» Records from a data collection:
====

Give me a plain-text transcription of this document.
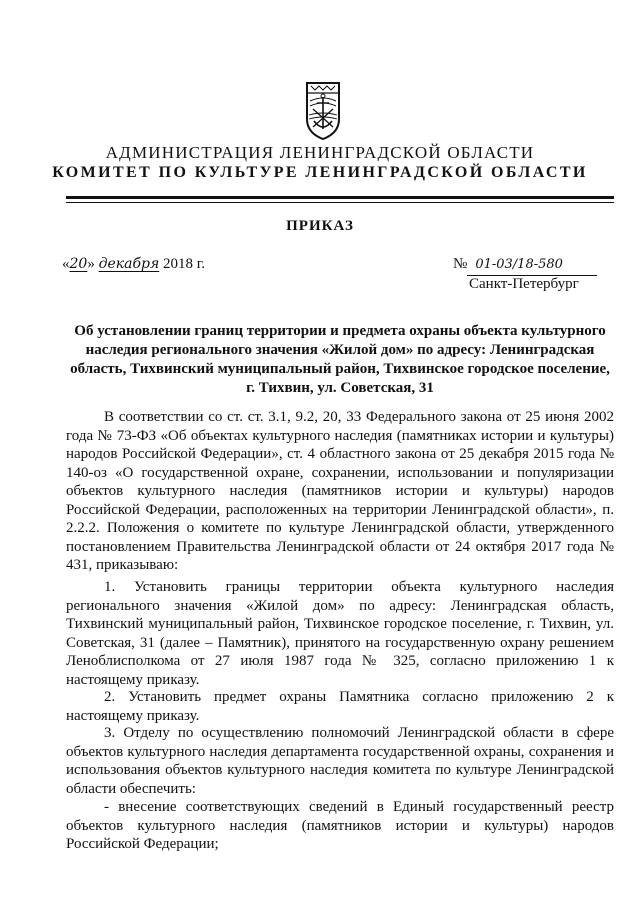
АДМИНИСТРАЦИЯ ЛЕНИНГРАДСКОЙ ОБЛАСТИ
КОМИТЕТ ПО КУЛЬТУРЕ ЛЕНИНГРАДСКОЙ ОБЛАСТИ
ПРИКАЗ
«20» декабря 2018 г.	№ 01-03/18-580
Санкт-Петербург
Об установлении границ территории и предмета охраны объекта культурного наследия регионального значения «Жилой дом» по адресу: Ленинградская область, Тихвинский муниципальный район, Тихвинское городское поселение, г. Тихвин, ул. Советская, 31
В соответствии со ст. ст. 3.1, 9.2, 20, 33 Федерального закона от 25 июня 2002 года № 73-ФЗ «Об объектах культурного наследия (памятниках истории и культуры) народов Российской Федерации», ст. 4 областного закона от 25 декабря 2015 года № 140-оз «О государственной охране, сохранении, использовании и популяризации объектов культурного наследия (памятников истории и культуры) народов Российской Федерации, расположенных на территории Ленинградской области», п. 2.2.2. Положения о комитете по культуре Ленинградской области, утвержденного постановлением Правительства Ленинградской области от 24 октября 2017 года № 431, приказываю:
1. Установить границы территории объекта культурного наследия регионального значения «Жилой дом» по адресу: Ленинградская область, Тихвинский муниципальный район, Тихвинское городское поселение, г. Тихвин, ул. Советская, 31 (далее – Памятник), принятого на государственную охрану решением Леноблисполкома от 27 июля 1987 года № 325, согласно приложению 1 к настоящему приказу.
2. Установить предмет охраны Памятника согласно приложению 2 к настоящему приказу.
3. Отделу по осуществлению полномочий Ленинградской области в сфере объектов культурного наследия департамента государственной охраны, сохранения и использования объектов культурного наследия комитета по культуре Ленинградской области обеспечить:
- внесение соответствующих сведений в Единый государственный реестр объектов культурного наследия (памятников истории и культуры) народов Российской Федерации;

====

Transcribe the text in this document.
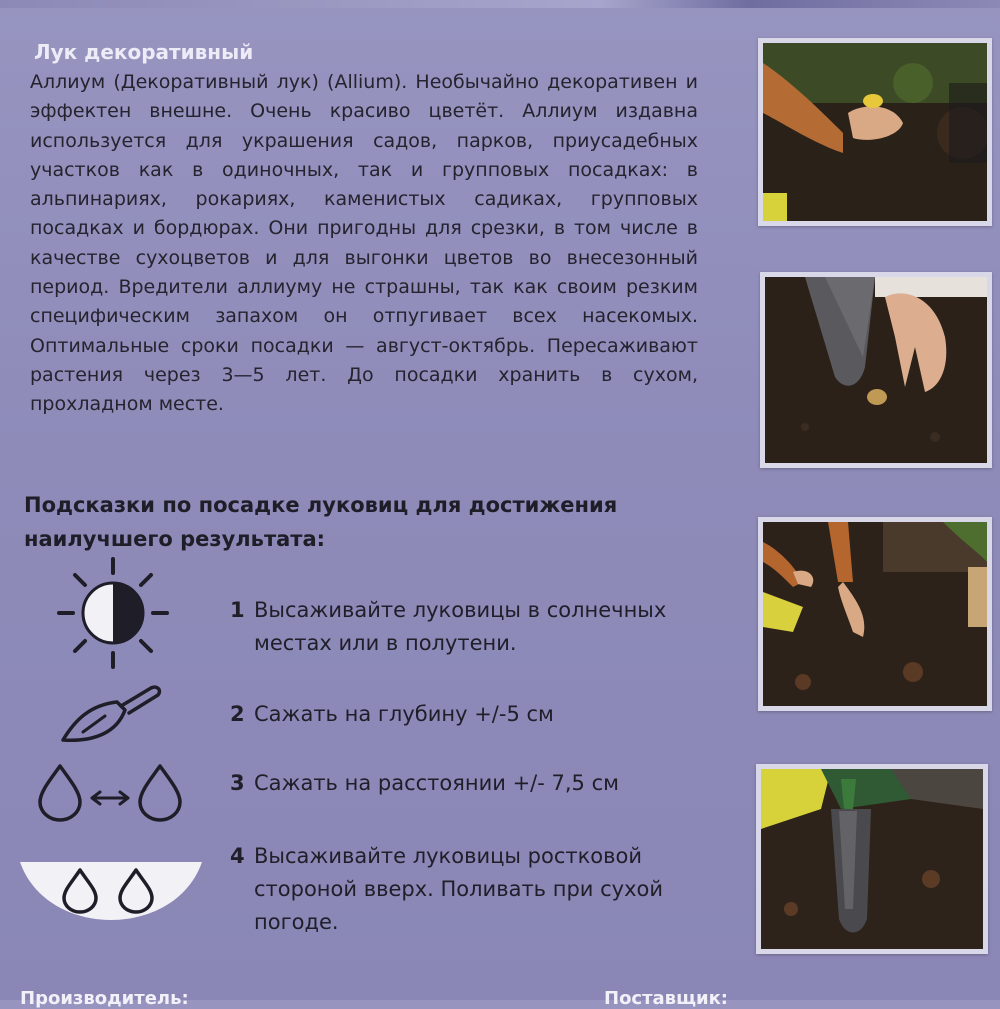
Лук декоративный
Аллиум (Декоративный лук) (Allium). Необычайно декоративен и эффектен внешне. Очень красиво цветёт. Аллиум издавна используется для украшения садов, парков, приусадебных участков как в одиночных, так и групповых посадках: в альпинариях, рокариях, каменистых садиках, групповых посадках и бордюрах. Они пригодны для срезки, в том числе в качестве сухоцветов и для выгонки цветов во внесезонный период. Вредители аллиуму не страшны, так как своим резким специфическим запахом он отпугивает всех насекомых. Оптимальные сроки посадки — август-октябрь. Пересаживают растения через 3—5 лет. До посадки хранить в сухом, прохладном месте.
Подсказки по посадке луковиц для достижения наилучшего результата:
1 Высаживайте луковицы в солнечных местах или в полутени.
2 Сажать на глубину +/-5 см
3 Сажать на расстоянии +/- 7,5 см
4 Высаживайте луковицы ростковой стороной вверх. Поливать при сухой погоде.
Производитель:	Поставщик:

====

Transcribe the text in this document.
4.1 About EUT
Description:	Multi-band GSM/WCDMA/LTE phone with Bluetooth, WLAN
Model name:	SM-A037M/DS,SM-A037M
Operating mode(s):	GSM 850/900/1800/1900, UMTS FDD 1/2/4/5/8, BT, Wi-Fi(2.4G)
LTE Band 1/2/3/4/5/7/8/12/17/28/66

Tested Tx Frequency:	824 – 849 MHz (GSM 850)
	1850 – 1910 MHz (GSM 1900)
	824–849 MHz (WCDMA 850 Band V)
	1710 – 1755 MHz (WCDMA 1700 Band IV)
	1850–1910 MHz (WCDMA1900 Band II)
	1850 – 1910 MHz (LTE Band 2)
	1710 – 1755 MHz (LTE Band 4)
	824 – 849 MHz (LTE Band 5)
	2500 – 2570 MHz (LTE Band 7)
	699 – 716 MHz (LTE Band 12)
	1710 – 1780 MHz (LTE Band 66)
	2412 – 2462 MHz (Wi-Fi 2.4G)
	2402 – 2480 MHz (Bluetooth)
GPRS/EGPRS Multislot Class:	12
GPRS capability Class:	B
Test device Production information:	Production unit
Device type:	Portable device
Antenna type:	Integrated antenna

====

» REQUIRED WORK:
Go through the records and gather the lines that hold "согласно".

» SOLUTION TO THE PROBLEM:
1. Установить границы территории объекта культурного наследия регионального значения «Жилой дом» по адресу: Ленинградская область, Тихвинский муниципальный район, Тихвинское городское поселение, г. Тихвин, ул. Советская, 31 (далее – Памятник), принятого на государственную охрану решением Леноблисполкома от 27 июля 1987 года № 325, согласно приложению 1 к настоящему приказу.
2. Установить предмет охраны Памятника согласно приложению 2 к настоящему приказу.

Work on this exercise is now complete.